● **Written problem**
Reproduce the listing word for word, leaving every picture behind.

>> BEGIN Entries

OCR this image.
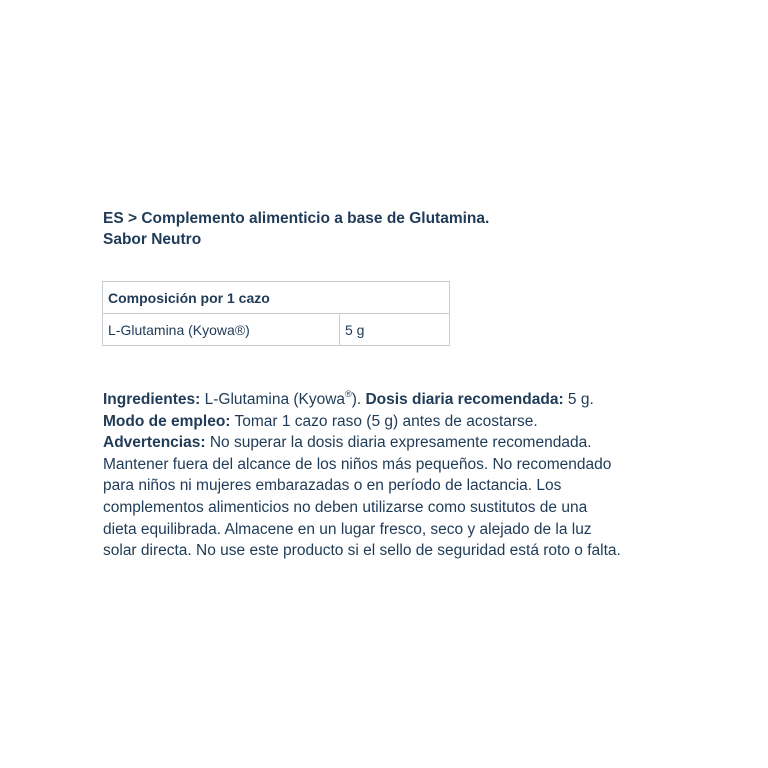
ES > Complemento alimenticio a base de Glutamina.
Sabor Neutro
Composición por 1 cazo
L-Glutamina (Kyowa®)	5 g
Ingredientes: L-Glutamina (Kyowa®). Dosis diaria recomendada: 5 g.
Modo de empleo: Tomar 1 cazo raso (5 g) antes de acostarse.
Advertencias: No superar la dosis diaria expresamente recomendada.
Mantener fuera del alcance de los niños más pequeños. No recomendado
para niños ni mujeres embarazadas o en período de lactancia. Los
complementos alimenticios no deben utilizarse como sustitutos de una
dieta equilibrada. Almacene en un lugar fresco, seco y alejado de la luz
solar directa. No use este producto si el sello de seguridad está roto o falta.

>> END Entries

● **Reply to the exercise**
OCR this image.
ES > Complemento alimenticio a base de Glutamina.
Sabor Neutro
Composición por 1 cazo
L-Glutamina (Kyowa®)	5 g
Ingredientes: L-Glutamina (Kyowa®). Dosis diaria recomendada: 5 g.
Modo de empleo: Tomar 1 cazo raso (5 g) antes de acostarse.
Advertencias: No superar la dosis diaria expresamente recomendada.
Mantener fuera del alcance de los niños más pequeños. No recomendado
para niños ni mujeres embarazadas o en período de lactancia. Los
complementos alimenticios no deben utilizarse como sustitutos de una
dieta equilibrada. Almacene en un lugar fresco, seco y alejado de la luz
solar directa. No use este producto si el sello de seguridad está roto o falta.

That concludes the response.